-- begin --

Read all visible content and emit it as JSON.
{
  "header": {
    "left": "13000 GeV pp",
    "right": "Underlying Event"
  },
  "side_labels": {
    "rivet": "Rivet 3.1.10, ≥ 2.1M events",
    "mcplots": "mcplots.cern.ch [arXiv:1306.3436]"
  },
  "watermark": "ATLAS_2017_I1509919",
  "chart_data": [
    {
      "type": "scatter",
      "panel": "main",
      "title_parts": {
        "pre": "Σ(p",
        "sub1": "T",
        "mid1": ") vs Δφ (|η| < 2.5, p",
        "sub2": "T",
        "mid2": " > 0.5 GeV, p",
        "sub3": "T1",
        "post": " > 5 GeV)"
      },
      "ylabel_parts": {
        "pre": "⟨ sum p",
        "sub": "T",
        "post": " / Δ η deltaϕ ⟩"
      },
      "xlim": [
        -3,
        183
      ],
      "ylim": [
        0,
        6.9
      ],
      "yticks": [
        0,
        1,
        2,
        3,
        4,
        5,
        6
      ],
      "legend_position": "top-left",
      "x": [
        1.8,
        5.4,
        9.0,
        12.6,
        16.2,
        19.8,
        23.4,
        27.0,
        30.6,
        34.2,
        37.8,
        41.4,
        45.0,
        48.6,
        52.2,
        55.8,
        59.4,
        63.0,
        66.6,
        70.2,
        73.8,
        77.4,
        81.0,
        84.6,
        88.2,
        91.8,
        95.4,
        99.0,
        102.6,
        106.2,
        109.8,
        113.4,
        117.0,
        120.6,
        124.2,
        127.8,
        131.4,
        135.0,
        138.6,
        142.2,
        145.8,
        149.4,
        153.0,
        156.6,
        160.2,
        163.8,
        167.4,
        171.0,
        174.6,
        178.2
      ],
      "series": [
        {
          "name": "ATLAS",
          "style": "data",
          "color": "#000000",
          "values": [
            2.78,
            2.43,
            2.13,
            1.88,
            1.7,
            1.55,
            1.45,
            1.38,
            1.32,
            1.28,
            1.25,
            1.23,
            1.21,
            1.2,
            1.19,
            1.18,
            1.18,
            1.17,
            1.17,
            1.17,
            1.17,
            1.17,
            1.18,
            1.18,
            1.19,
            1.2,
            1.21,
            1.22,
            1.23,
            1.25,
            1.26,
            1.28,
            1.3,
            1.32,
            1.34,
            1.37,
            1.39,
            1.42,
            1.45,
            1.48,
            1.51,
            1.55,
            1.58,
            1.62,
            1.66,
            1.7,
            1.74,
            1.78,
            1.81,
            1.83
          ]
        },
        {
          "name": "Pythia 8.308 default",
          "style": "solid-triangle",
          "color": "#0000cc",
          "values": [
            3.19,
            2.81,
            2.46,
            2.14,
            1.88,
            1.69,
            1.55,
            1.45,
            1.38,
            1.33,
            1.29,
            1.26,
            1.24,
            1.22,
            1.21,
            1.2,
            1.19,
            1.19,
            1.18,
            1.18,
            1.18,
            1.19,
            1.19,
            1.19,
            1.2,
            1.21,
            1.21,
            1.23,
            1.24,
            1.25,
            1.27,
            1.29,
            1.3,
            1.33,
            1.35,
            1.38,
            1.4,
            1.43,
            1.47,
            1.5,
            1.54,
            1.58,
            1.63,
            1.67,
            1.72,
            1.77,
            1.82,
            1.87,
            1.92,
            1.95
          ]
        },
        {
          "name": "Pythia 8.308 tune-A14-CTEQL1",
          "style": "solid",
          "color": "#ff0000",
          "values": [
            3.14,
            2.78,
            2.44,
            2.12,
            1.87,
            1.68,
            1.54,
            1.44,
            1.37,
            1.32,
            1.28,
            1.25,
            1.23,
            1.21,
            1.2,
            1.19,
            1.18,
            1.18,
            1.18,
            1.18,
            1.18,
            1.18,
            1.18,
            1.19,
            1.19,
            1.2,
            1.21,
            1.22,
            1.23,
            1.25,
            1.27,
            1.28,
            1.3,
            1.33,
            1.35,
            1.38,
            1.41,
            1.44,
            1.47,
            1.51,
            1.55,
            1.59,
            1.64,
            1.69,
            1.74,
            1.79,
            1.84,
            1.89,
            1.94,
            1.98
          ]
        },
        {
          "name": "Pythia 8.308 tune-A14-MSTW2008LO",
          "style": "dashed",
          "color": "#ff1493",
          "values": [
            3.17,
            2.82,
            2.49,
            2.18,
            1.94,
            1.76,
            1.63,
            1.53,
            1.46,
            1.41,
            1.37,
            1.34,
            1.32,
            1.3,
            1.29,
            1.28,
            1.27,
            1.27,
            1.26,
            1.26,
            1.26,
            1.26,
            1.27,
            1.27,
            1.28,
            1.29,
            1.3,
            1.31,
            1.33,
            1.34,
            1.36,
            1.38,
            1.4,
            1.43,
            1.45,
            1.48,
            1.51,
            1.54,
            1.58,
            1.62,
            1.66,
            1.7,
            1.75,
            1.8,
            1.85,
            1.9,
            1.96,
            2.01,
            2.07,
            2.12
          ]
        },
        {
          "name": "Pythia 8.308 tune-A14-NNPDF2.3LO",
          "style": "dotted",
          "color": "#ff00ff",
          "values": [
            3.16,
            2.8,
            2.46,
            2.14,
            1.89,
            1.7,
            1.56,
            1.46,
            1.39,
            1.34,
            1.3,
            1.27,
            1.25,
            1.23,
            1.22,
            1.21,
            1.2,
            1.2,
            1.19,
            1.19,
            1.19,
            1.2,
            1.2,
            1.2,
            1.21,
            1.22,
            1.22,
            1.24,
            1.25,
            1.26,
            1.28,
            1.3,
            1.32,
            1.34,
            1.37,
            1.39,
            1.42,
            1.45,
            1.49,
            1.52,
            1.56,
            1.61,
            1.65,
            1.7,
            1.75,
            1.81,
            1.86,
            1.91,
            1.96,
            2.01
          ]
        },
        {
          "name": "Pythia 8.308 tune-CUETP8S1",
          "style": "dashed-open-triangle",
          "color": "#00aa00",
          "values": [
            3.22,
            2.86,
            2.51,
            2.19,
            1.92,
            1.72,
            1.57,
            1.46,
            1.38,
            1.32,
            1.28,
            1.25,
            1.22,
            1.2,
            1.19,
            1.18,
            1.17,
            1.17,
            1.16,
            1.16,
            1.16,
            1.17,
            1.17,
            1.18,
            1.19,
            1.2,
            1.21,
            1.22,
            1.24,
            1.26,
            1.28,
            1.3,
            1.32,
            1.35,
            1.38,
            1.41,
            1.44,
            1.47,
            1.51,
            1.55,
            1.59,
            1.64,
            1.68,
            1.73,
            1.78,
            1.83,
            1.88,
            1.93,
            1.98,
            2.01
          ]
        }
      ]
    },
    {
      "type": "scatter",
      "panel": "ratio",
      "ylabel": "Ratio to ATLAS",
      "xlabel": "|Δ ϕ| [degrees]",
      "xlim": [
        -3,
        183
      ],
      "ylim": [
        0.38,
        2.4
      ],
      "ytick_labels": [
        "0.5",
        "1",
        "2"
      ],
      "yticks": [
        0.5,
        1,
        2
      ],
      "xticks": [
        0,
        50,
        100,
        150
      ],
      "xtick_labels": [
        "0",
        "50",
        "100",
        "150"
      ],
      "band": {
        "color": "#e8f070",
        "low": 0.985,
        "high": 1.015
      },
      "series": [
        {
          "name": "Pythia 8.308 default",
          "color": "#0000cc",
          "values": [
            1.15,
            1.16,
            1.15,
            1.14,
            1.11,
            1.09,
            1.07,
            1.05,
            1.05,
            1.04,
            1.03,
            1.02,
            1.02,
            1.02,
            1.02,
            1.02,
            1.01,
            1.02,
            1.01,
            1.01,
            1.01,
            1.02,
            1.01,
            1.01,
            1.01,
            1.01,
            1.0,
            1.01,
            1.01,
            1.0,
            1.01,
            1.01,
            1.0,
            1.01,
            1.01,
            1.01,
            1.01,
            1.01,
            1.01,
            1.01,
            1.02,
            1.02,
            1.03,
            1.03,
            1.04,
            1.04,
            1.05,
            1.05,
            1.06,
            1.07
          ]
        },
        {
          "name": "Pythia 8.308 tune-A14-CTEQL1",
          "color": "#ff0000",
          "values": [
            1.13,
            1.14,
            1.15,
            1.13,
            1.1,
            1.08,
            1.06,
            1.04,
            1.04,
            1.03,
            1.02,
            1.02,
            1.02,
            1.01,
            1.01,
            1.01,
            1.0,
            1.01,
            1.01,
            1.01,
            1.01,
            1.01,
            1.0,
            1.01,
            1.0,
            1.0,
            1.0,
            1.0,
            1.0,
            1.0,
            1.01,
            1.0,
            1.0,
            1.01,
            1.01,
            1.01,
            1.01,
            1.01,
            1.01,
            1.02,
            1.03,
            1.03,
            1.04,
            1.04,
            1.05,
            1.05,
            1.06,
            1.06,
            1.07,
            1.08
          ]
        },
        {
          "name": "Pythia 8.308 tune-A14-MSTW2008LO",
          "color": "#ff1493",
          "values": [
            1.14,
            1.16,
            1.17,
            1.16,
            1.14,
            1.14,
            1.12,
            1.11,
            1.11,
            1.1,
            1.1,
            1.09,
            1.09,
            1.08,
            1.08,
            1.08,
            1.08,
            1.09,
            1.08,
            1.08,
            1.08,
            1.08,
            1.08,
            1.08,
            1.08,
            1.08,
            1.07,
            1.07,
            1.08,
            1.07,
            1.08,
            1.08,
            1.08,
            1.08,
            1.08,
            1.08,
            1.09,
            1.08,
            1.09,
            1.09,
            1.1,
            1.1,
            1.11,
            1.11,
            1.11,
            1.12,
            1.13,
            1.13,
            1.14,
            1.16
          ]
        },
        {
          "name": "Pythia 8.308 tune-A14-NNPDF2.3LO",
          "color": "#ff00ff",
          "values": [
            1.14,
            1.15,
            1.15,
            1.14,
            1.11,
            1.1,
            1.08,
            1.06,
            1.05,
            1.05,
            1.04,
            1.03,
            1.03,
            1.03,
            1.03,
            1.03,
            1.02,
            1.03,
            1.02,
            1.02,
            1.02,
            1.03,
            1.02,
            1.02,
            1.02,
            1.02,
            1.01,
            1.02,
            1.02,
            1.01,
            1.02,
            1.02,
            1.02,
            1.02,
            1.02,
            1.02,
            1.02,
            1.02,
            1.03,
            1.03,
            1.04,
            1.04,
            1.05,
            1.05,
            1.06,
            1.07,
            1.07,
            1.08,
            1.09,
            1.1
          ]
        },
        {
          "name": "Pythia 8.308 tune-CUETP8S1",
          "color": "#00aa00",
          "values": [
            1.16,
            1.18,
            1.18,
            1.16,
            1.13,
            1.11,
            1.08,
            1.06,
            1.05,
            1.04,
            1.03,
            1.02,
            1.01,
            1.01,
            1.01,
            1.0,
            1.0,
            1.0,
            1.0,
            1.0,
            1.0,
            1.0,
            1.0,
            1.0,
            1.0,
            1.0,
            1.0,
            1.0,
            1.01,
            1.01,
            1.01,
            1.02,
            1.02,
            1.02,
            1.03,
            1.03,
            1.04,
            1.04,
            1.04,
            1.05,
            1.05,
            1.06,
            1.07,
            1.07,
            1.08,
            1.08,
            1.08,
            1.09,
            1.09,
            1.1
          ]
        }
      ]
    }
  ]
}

-- end --

Exercise goal
Lines that include the word "left" are to be extracted from the data above.

Answer
    "left": "13000 GeV pp",
      "legend_position": "top-left",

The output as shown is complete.